* _Material shown_:
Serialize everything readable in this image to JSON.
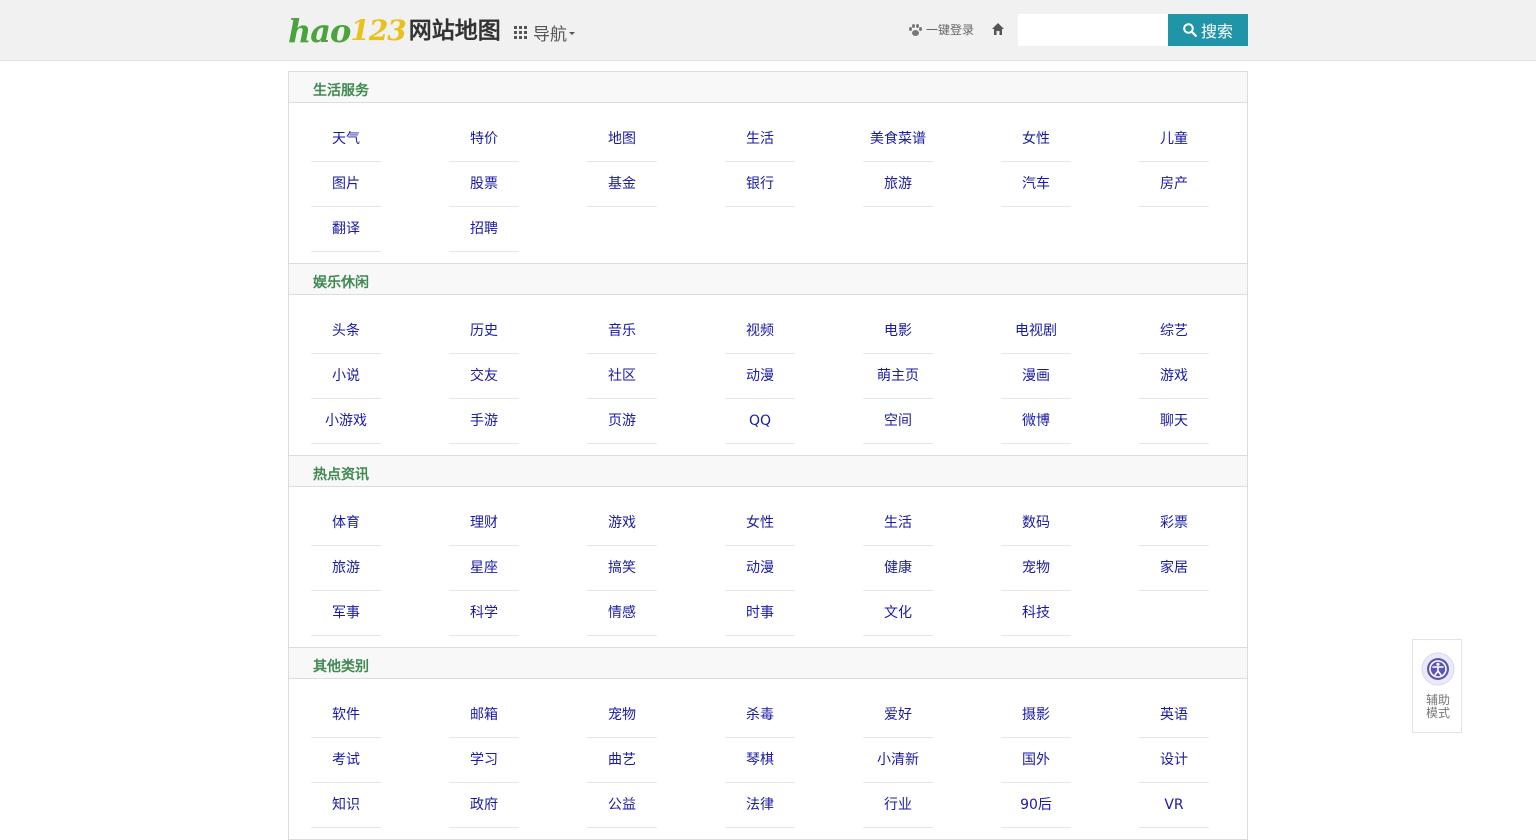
{
  "header": {
    "logo_hao": "hao",
    "logo_num": "123",
    "logo_sitemap": "网站地图",
    "nav_label": "导航",
    "login_label": "一键登录",
    "search_placeholder": "",
    "search_button": "搜索"
  },
  "sections": [
    {
      "title": "生活服务",
      "links": [
        "天气",
        "特价",
        "地图",
        "生活",
        "美食菜谱",
        "女性",
        "儿童",
        "图片",
        "股票",
        "基金",
        "银行",
        "旅游",
        "汽车",
        "房产",
        "翻译",
        "招聘"
      ]
    },
    {
      "title": "娱乐休闲",
      "links": [
        "头条",
        "历史",
        "音乐",
        "视频",
        "电影",
        "电视剧",
        "综艺",
        "小说",
        "交友",
        "社区",
        "动漫",
        "萌主页",
        "漫画",
        "游戏",
        "小游戏",
        "手游",
        "页游",
        "QQ",
        "空间",
        "微博",
        "聊天"
      ]
    },
    {
      "title": "热点资讯",
      "links": [
        "体育",
        "理财",
        "游戏",
        "女性",
        "生活",
        "数码",
        "彩票",
        "旅游",
        "星座",
        "搞笑",
        "动漫",
        "健康",
        "宠物",
        "家居",
        "军事",
        "科学",
        "情感",
        "时事",
        "文化",
        "科技"
      ]
    },
    {
      "title": "其他类别",
      "links": [
        "软件",
        "邮箱",
        "宠物",
        "杀毒",
        "爱好",
        "摄影",
        "英语",
        "考试",
        "学习",
        "曲艺",
        "琴棋",
        "小清新",
        "国外",
        "设计",
        "知识",
        "政府",
        "公益",
        "法律",
        "行业",
        "90后",
        "VR"
      ]
    }
  ],
  "assist": {
    "line1": "辅助",
    "line2": "模式"
  },
  "colors": {
    "accent": "#2195a8",
    "section_title": "#3f8a52",
    "link": "#1a1aa6"
  }
}
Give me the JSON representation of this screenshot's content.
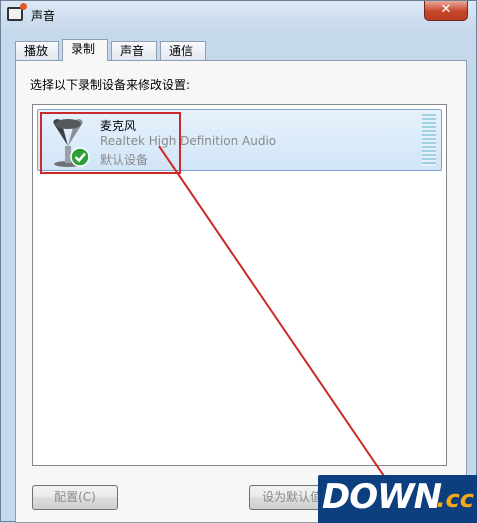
{
  "window": {
    "title": "声音",
    "close_label": "✕"
  },
  "tabs": [
    {
      "label": "播放"
    },
    {
      "label": "录制"
    },
    {
      "label": "声音"
    },
    {
      "label": "通信"
    }
  ],
  "recording": {
    "prompt": "选择以下录制设备来修改设置:",
    "devices": [
      {
        "name": "麦克风",
        "driver": "Realtek High Definition Audio",
        "status": "默认设备",
        "icon": "microphone-icon",
        "is_default": true
      }
    ]
  },
  "buttons": {
    "configure": "配置(C)",
    "set_default": "设为默认值(S"
  },
  "watermark": {
    "main": "DOWN",
    "suffix": ".cc"
  },
  "colors": {
    "highlight": "#cc2a2a",
    "selection": "#d1e5f8",
    "check": "#2e9e3a"
  }
}
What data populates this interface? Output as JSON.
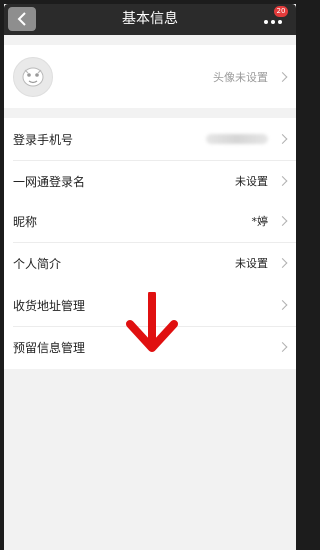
{
  "nav": {
    "title": "基本信息",
    "badge_count": "20"
  },
  "avatar_row": {
    "hint": "头像未设置"
  },
  "account": {
    "phone_label": "登录手机号",
    "login_name_label": "一网通登录名",
    "login_name_value": "未设置"
  },
  "profile": {
    "nickname_label": "昵称",
    "nickname_value": "*婷",
    "bio_label": "个人简介",
    "bio_value": "未设置"
  },
  "address": {
    "address_label": "收货地址管理",
    "reserved_label": "预留信息管理"
  },
  "colors": {
    "nav_bg": "#2b2b2b",
    "page_bg": "#f2f2f2",
    "badge": "#e23b3b",
    "annotation": "#e01010"
  },
  "icons": [
    "chevron-left-icon",
    "more-icon",
    "avatar-placeholder-icon",
    "chevron-right-icon",
    "down-arrow-annotation"
  ]
}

* _Required work_: In this exercise, set down all of the data exactly, without the pictures.

* _Response to the exercise_:
Serialize everything readable in this image to JSON.
{
  "header": {
    "logo_hao": "hao",
    "logo_num": "123",
    "logo_sitemap": "网站地图",
    "nav_label": "导航",
    "login_label": "一键登录",
    "search_placeholder": "",
    "search_button": "搜索"
  },
  "sections": [
    {
      "title": "生活服务",
      "links": [
        "天气",
        "特价",
        "地图",
        "生活",
        "美食菜谱",
        "女性",
        "儿童",
        "图片",
        "股票",
        "基金",
        "银行",
        "旅游",
        "汽车",
        "房产",
        "翻译",
        "招聘"
      ]
    },
    {
      "title": "娱乐休闲",
      "links": [
        "头条",
        "历史",
        "音乐",
        "视频",
        "电影",
        "电视剧",
        "综艺",
        "小说",
        "交友",
        "社区",
        "动漫",
        "萌主页",
        "漫画",
        "游戏",
        "小游戏",
        "手游",
        "页游",
        "QQ",
        "空间",
        "微博",
        "聊天"
      ]
    },
    {
      "title": "热点资讯",
      "links": [
        "体育",
        "理财",
        "游戏",
        "女性",
        "生活",
        "数码",
        "彩票",
        "旅游",
        "星座",
        "搞笑",
        "动漫",
        "健康",
        "宠物",
        "家居",
        "军事",
        "科学",
        "情感",
        "时事",
        "文化",
        "科技"
      ]
    },
    {
      "title": "其他类别",
      "links": [
        "软件",
        "邮箱",
        "宠物",
        "杀毒",
        "爱好",
        "摄影",
        "英语",
        "考试",
        "学习",
        "曲艺",
        "琴棋",
        "小清新",
        "国外",
        "设计",
        "知识",
        "政府",
        "公益",
        "法律",
        "行业",
        "90后",
        "VR"
      ]
    }
  ],
  "assist": {
    "line1": "辅助",
    "line2": "模式"
  },
  "colors": {
    "accent": "#2195a8",
    "section_title": "#3f8a52",
    "link": "#1a1aa6"
  }
}
Give me the JSON representation of this screenshot's content.
{
  "window": {
    "title": "声音",
    "close_label": "✕"
  },
  "tabs": [
    {
      "label": "播放"
    },
    {
      "label": "录制"
    },
    {
      "label": "声音"
    },
    {
      "label": "通信"
    }
  ],
  "recording": {
    "prompt": "选择以下录制设备来修改设置:",
    "devices": [
      {
        "name": "麦克风",
        "driver": "Realtek High Definition Audio",
        "status": "默认设备",
        "icon": "microphone-icon",
        "is_default": true
      }
    ]
  },
  "buttons": {
    "configure": "配置(C)",
    "set_default": "设为默认值(S"
  },
  "watermark": {
    "main": "DOWN",
    "suffix": ".cc"
  },
  "colors": {
    "highlight": "#cc2a2a",
    "selection": "#d1e5f8",
    "check": "#2e9e3a"
  }
}
What data populates this interface? Output as JSON.
{
  "nav": {
    "title": "基本信息",
    "badge_count": "20"
  },
  "avatar_row": {
    "hint": "头像未设置"
  },
  "account": {
    "phone_label": "登录手机号",
    "login_name_label": "一网通登录名",
    "login_name_value": "未设置"
  },
  "profile": {
    "nickname_label": "昵称",
    "nickname_value": "*婷",
    "bio_label": "个人简介",
    "bio_value": "未设置"
  },
  "address": {
    "address_label": "收货地址管理",
    "reserved_label": "预留信息管理"
  },
  "colors": {
    "nav_bg": "#2b2b2b",
    "page_bg": "#f2f2f2",
    "badge": "#e23b3b",
    "annotation": "#e01010"
  },
  "icons": [
    "chevron-left-icon",
    "more-icon",
    "avatar-placeholder-icon",
    "chevron-right-icon",
    "down-arrow-annotation"
  ]
}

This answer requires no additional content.